### Supplied records
--- start ---

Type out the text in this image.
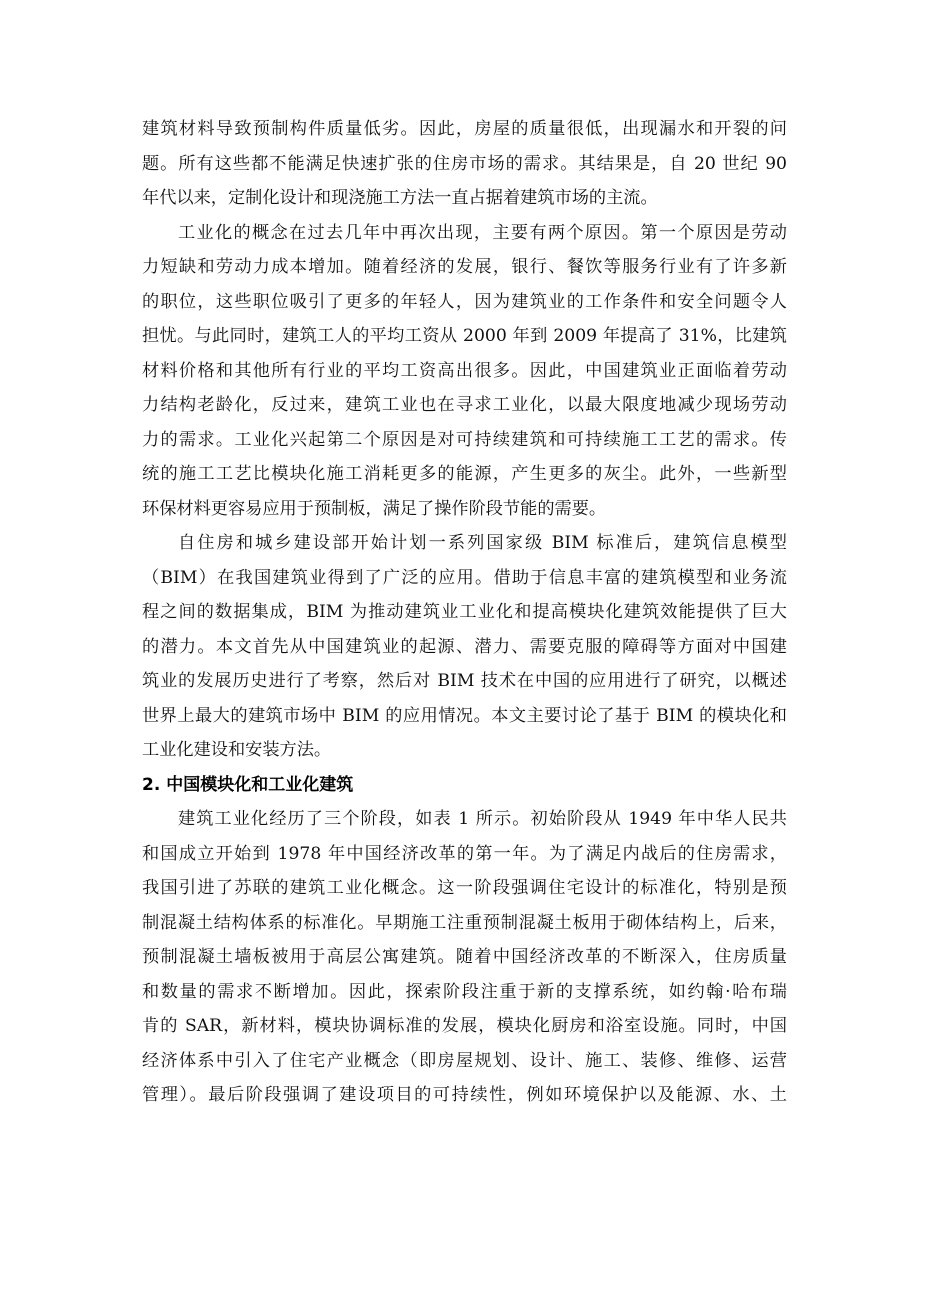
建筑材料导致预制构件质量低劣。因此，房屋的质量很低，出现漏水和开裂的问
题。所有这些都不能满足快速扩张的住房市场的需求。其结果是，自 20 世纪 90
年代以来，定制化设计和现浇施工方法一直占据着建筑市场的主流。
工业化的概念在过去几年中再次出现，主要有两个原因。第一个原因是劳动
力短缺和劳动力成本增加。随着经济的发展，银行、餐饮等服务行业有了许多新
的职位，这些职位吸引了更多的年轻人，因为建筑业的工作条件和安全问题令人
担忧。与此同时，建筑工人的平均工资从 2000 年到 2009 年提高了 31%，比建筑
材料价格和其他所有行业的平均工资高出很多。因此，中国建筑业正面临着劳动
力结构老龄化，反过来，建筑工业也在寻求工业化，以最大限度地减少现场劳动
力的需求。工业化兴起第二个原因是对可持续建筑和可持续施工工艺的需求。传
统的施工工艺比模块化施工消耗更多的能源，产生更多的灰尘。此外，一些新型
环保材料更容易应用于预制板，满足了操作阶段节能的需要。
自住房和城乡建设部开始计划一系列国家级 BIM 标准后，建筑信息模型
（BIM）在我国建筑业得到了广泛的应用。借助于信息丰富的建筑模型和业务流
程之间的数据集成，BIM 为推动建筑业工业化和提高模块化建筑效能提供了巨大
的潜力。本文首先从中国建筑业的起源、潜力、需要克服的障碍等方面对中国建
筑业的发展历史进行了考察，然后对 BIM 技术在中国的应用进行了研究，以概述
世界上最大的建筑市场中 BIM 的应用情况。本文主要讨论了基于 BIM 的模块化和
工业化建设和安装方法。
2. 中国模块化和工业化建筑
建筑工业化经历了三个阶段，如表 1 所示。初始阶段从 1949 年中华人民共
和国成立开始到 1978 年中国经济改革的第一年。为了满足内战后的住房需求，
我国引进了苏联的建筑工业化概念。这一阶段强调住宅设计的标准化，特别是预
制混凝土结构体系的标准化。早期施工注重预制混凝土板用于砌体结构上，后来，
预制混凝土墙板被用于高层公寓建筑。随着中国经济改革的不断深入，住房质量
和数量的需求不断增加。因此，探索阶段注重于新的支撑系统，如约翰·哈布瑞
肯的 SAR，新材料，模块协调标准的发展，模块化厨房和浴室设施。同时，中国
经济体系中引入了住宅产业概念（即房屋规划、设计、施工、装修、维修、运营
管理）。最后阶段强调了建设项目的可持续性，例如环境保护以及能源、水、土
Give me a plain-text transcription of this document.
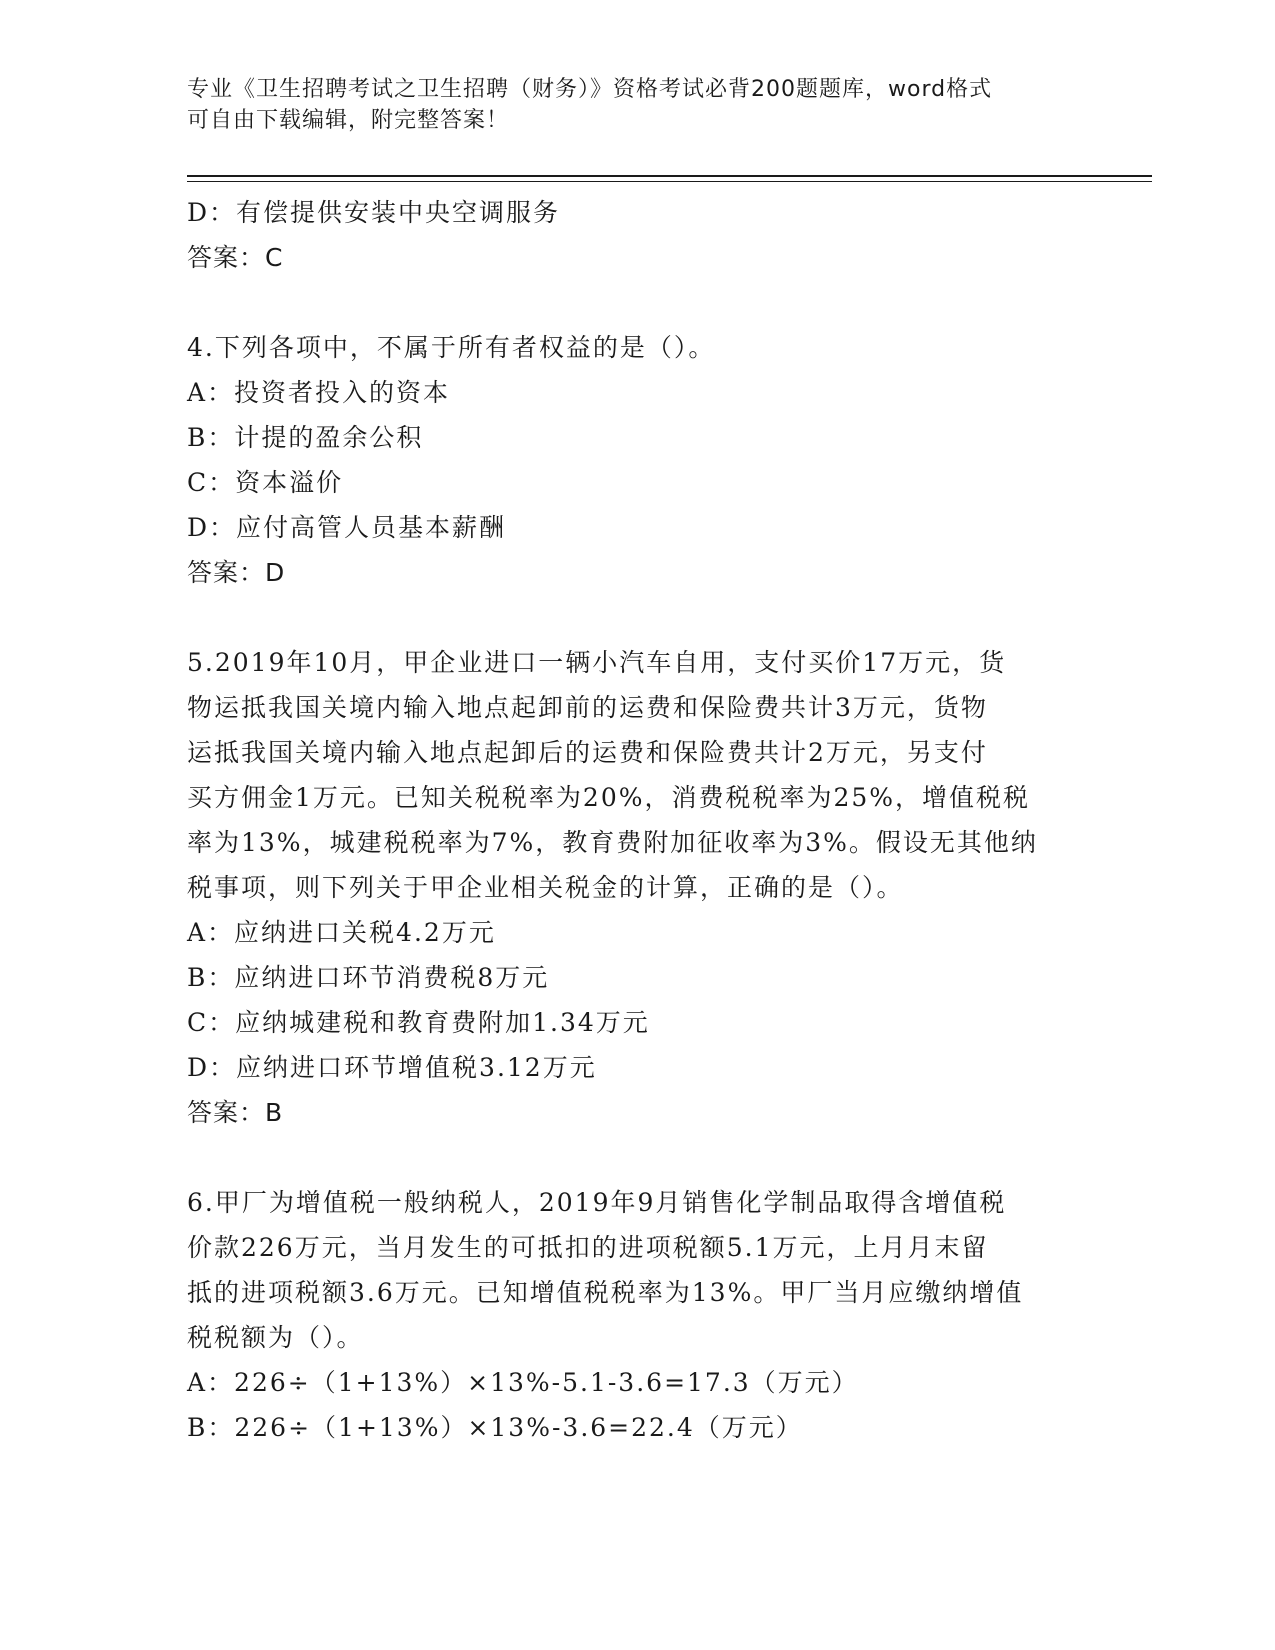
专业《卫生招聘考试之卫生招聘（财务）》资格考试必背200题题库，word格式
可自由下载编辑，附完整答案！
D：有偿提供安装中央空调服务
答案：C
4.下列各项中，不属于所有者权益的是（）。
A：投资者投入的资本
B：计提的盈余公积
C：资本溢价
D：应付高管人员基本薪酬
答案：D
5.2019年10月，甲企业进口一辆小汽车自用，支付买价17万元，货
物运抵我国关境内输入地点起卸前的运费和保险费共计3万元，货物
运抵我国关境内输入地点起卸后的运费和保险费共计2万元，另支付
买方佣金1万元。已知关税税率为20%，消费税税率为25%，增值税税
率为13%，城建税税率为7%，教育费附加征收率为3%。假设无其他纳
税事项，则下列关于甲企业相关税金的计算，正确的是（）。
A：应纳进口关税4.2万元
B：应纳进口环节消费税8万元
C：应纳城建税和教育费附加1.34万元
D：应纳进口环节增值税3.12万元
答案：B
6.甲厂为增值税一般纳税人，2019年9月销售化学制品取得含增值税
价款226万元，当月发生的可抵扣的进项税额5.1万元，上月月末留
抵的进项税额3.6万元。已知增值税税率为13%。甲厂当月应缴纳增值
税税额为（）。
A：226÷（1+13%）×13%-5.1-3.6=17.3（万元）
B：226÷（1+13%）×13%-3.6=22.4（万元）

--- end ---

### Directions
Only the lines from the line bearing "Give me a plain-text" to the end of the listing above, both inclusive, should be extracted verbatim; the pictures are excluded.

### Reply to the task
Give me a plain-text transcription of this document.
专业《卫生招聘考试之卫生招聘（财务）》资格考试必背200题题库，word格式
可自由下载编辑，附完整答案！
D：有偿提供安装中央空调服务
答案：C
4.下列各项中，不属于所有者权益的是（）。
A：投资者投入的资本
B：计提的盈余公积
C：资本溢价
D：应付高管人员基本薪酬
答案：D
5.2019年10月，甲企业进口一辆小汽车自用，支付买价17万元，货
物运抵我国关境内输入地点起卸前的运费和保险费共计3万元，货物
运抵我国关境内输入地点起卸后的运费和保险费共计2万元，另支付
买方佣金1万元。已知关税税率为20%，消费税税率为25%，增值税税
率为13%，城建税税率为7%，教育费附加征收率为3%。假设无其他纳
税事项，则下列关于甲企业相关税金的计算，正确的是（）。
A：应纳进口关税4.2万元
B：应纳进口环节消费税8万元
C：应纳城建税和教育费附加1.34万元
D：应纳进口环节增值税3.12万元
答案：B
6.甲厂为增值税一般纳税人，2019年9月销售化学制品取得含增值税
价款226万元，当月发生的可抵扣的进项税额5.1万元，上月月末留
抵的进项税额3.6万元。已知增值税税率为13%。甲厂当月应缴纳增值
税税额为（）。
A：226÷（1+13%）×13%-5.1-3.6=17.3（万元）
B：226÷（1+13%）×13%-3.6=22.4（万元）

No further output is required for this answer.